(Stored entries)
+-------+

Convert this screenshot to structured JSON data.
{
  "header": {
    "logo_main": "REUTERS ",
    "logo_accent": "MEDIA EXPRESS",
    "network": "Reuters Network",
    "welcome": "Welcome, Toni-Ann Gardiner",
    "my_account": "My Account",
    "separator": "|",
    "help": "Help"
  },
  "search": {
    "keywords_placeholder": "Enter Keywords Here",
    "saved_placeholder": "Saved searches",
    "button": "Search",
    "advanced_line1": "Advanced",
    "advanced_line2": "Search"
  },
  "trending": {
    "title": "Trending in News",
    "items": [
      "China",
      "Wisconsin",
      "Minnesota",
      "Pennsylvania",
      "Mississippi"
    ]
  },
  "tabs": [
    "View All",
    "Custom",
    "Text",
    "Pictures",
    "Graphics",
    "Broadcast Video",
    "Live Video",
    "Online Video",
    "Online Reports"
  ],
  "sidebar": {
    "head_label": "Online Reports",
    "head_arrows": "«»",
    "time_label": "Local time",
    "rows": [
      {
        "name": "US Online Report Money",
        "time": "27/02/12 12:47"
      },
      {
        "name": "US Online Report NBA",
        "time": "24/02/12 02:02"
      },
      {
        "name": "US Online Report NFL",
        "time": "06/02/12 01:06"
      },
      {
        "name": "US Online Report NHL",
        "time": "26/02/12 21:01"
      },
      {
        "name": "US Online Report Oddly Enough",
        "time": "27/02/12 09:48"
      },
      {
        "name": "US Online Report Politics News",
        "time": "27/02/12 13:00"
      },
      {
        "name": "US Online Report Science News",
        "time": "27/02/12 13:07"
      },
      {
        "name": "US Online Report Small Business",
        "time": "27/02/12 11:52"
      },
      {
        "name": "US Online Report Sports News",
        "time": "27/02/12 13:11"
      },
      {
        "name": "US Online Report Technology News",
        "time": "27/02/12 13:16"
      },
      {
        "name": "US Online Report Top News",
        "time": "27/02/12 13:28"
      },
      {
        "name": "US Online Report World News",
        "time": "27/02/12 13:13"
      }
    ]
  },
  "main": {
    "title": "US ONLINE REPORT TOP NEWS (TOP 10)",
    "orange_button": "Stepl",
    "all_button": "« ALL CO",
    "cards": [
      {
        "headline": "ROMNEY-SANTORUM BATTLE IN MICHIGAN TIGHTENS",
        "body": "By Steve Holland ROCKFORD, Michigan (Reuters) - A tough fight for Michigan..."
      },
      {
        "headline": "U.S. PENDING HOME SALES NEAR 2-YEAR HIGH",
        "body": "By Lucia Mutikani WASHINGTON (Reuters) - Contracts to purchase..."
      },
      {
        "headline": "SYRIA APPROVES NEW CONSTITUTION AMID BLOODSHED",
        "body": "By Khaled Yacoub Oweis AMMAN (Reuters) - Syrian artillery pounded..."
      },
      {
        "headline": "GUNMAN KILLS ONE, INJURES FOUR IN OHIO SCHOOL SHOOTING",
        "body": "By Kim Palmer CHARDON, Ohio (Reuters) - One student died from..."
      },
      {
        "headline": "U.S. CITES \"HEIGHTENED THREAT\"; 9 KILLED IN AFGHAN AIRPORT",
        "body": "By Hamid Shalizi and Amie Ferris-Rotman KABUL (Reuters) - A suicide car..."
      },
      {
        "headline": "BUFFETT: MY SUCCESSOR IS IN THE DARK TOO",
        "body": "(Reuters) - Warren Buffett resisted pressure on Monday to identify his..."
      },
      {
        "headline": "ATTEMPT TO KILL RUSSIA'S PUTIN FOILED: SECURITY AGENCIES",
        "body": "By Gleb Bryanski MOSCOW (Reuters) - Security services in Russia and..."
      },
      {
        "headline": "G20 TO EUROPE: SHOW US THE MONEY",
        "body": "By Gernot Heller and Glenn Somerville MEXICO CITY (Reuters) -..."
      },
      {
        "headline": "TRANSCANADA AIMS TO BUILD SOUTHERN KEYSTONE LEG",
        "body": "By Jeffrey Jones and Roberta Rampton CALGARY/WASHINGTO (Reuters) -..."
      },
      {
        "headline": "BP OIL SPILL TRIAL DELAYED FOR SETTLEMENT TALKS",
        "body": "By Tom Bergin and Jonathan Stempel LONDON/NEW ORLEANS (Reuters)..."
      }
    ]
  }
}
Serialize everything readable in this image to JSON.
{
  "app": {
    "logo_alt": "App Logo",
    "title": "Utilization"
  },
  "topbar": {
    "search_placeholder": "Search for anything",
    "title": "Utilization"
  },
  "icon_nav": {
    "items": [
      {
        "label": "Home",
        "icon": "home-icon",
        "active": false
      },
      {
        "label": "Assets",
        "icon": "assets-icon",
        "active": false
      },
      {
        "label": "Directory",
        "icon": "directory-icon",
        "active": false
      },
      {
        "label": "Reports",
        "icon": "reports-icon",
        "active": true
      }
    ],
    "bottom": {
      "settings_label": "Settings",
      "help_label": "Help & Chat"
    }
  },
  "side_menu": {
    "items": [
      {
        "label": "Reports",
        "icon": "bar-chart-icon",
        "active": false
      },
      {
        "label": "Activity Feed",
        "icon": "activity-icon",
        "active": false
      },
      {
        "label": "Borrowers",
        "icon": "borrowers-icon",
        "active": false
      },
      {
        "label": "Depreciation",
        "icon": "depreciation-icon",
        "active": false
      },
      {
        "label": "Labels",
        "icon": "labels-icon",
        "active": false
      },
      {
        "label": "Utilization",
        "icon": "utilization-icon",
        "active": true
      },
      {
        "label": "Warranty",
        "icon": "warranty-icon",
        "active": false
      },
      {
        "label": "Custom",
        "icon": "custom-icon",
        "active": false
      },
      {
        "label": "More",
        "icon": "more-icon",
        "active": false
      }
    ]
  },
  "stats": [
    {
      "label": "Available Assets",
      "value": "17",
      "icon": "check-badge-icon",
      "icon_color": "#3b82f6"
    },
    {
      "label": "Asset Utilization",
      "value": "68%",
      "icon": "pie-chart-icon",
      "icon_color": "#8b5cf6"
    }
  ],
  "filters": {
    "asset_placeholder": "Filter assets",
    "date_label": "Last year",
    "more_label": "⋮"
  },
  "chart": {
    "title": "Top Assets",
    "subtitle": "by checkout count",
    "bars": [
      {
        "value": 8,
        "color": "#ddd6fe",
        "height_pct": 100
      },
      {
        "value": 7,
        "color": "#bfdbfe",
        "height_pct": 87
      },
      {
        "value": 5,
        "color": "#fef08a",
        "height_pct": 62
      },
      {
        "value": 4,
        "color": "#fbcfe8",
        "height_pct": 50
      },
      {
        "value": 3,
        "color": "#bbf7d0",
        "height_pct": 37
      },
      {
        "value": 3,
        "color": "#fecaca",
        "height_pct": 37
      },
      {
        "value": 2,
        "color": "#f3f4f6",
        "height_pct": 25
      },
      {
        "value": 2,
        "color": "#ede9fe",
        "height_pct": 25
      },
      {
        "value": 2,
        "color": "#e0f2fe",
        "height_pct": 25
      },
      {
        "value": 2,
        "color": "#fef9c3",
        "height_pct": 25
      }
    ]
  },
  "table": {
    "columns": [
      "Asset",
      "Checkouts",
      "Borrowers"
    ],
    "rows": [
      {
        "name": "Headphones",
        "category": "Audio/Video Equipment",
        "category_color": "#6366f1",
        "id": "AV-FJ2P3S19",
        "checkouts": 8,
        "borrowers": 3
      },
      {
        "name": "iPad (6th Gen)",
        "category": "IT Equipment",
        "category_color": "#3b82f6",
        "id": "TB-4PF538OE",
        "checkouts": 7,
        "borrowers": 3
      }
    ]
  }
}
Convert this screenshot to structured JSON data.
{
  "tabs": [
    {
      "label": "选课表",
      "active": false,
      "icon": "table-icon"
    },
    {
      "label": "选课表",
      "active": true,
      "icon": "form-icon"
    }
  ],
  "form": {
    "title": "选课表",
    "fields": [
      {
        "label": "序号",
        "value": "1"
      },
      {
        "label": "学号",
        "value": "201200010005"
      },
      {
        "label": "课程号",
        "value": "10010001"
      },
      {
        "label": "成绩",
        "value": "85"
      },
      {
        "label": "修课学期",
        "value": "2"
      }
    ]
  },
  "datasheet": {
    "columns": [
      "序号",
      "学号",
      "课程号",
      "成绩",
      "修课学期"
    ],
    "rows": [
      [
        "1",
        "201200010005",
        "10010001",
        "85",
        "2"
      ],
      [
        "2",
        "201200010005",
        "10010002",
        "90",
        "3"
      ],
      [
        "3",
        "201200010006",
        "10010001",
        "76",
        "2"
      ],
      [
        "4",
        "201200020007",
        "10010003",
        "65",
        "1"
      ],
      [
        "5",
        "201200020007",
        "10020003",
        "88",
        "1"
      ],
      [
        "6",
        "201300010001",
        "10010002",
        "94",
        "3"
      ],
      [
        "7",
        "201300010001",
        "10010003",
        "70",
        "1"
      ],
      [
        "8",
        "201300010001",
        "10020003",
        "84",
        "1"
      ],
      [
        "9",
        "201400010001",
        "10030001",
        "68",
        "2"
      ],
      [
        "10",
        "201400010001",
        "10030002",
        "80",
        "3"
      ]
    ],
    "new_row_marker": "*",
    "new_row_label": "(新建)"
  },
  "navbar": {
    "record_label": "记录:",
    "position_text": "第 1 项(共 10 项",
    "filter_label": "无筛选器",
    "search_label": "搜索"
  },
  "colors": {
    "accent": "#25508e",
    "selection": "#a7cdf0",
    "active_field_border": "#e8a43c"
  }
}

+-------+

* _THE REQUEST_
Isolate the lines above that contain the word "Equipment" and copy them.

* _ANSWER IN FULL_
        "category": "Audio/Video Equipment",
        "category": "IT Equipment",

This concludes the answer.